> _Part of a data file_
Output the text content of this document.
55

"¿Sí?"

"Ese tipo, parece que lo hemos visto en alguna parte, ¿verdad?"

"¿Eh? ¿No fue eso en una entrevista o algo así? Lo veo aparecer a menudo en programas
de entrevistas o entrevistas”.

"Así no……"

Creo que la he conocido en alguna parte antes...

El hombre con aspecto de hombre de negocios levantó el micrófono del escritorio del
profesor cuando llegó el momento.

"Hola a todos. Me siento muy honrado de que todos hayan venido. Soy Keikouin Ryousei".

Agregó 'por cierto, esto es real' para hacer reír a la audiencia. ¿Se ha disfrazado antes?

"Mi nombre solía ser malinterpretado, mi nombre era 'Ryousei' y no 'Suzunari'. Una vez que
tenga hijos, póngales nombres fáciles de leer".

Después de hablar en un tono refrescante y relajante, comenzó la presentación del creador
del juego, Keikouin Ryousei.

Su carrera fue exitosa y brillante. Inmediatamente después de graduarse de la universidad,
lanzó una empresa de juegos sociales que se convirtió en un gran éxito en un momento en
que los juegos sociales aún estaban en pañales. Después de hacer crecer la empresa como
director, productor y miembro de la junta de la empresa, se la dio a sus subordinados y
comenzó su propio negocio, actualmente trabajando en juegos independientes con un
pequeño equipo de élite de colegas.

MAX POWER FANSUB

> _Your task_
Each line of the material above must be retyped precisely.

> _Correct answer_
Output the text content of this document.
55

"¿Sí?"

"Ese tipo, parece que lo hemos visto en alguna parte, ¿verdad?"

"¿Eh? ¿No fue eso en una entrevista o algo así? Lo veo aparecer a menudo en programas
de entrevistas o entrevistas”.

"Así no……"

Creo que la he conocido en alguna parte antes...

El hombre con aspecto de hombre de negocios levantó el micrófono del escritorio del
profesor cuando llegó el momento.

"Hola a todos. Me siento muy honrado de que todos hayan venido. Soy Keikouin Ryousei".

Agregó 'por cierto, esto es real' para hacer reír a la audiencia. ¿Se ha disfrazado antes?

"Mi nombre solía ser malinterpretado, mi nombre era 'Ryousei' y no 'Suzunari'. Una vez que
tenga hijos, póngales nombres fáciles de leer".

Después de hablar en un tono refrescante y relajante, comenzó la presentación del creador
del juego, Keikouin Ryousei.

Su carrera fue exitosa y brillante. Inmediatamente después de graduarse de la universidad,
lanzó una empresa de juegos sociales que se convirtió en un gran éxito en un momento en
que los juegos sociales aún estaban en pañales. Después de hacer crecer la empresa como
director, productor y miembro de la junta de la empresa, se la dio a sus subordinados y
comenzó su propio negocio, actualmente trabajando en juegos independientes con un
pequeño equipo de élite de colegas.

MAX POWER FANSUB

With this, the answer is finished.